Task requirements: For each line below that contains the string "CREVADA", copy that line.

Data records:
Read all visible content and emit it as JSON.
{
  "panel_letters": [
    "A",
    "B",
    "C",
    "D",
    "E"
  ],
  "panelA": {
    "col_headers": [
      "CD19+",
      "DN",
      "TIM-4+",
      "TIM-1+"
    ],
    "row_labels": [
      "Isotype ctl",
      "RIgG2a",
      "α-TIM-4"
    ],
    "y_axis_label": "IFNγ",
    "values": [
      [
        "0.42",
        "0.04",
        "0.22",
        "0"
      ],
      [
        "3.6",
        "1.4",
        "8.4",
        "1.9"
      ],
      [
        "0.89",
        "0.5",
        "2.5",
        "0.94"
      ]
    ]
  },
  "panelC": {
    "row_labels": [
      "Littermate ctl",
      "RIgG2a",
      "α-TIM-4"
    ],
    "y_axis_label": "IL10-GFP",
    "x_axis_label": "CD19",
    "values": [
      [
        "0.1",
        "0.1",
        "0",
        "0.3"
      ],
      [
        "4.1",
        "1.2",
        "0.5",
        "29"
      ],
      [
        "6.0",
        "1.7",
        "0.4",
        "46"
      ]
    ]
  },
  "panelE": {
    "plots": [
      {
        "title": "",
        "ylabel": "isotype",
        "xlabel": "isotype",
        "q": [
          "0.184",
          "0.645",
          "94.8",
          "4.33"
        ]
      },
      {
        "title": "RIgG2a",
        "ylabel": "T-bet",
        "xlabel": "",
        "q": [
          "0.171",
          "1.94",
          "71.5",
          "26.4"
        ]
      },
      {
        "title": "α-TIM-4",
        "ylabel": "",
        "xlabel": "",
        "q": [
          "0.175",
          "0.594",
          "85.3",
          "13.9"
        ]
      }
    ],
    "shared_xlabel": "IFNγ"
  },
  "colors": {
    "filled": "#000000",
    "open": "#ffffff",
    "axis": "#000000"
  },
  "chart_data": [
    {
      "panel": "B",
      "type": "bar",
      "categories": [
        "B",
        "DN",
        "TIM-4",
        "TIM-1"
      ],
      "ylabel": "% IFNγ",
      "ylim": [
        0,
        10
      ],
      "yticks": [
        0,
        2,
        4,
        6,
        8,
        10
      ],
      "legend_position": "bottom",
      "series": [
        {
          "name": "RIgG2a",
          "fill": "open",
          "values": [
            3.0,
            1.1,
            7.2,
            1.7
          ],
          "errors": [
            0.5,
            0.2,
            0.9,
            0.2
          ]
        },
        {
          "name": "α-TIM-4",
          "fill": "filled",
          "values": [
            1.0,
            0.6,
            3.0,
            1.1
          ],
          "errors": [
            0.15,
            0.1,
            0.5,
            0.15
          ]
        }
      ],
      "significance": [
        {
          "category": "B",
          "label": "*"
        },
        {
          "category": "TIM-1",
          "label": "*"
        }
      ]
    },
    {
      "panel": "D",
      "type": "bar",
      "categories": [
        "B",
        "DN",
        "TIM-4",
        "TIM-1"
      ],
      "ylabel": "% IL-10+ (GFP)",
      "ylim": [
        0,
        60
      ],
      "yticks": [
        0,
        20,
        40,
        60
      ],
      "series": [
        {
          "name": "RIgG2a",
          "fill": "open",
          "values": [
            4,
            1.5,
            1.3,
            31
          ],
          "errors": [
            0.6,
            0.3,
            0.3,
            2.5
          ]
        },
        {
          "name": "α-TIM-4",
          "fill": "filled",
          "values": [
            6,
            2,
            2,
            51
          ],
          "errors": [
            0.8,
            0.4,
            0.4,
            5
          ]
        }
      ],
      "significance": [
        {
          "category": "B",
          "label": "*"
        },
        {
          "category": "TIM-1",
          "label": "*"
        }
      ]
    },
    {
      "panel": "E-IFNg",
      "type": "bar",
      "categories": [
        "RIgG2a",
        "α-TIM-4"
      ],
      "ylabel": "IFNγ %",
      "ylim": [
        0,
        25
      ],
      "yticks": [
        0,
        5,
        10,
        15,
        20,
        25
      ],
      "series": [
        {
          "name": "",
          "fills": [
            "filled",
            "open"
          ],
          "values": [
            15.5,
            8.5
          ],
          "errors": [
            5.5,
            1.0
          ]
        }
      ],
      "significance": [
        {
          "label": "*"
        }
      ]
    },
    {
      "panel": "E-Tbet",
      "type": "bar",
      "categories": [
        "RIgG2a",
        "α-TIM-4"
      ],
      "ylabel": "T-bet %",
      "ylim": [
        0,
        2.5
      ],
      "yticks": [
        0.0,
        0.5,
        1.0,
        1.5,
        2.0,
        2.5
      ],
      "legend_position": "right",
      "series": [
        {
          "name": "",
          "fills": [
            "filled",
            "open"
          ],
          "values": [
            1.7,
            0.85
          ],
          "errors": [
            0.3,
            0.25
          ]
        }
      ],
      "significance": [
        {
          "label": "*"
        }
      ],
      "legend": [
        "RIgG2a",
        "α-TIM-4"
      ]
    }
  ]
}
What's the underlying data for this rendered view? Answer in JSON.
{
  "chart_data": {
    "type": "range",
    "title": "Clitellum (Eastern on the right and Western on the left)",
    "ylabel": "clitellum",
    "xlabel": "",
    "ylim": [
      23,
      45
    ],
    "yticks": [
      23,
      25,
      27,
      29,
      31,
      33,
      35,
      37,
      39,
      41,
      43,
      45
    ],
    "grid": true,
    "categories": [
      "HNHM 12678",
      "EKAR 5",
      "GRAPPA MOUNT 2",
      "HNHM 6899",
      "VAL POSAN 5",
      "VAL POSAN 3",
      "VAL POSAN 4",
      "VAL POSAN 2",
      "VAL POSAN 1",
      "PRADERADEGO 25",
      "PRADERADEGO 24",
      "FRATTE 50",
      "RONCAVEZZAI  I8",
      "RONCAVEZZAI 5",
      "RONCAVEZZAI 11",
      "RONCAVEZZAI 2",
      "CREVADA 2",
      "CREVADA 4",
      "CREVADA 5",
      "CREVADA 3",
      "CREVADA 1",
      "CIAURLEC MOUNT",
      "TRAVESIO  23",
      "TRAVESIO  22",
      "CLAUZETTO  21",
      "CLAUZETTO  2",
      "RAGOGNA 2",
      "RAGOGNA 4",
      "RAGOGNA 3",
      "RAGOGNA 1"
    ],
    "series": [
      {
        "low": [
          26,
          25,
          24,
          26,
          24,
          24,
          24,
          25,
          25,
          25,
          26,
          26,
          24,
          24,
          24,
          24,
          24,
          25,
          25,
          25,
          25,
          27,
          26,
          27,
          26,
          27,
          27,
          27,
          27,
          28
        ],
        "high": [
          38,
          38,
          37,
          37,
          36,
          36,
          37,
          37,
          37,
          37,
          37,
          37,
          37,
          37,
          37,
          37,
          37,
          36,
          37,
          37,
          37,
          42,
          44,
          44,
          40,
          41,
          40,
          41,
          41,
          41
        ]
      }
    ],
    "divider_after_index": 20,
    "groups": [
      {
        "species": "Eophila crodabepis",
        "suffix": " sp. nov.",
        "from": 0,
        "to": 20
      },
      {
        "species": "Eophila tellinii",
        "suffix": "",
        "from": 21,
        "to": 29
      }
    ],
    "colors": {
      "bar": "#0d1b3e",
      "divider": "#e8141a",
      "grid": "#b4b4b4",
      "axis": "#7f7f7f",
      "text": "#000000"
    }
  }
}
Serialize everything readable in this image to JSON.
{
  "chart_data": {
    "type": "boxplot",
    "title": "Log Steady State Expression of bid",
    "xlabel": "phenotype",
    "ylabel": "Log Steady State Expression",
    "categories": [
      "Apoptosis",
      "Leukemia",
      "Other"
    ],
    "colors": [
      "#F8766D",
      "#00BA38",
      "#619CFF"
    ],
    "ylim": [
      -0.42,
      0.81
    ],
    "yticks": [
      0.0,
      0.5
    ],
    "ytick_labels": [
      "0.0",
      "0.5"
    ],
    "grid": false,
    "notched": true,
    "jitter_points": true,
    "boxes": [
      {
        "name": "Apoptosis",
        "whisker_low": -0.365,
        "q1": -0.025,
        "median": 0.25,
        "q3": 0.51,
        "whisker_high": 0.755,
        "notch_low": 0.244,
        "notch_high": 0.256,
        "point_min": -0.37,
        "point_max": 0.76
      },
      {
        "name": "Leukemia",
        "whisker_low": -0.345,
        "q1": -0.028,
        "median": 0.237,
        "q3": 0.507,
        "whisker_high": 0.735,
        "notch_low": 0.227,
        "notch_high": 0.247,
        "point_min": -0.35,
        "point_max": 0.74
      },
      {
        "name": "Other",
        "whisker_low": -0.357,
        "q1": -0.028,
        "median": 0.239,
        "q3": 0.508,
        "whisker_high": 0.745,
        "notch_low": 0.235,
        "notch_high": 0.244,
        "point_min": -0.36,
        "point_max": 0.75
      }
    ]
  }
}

Output of the exercise:
      "CREVADA 2",
      "CREVADA 4",
      "CREVADA 5",
      "CREVADA 3",
      "CREVADA 1",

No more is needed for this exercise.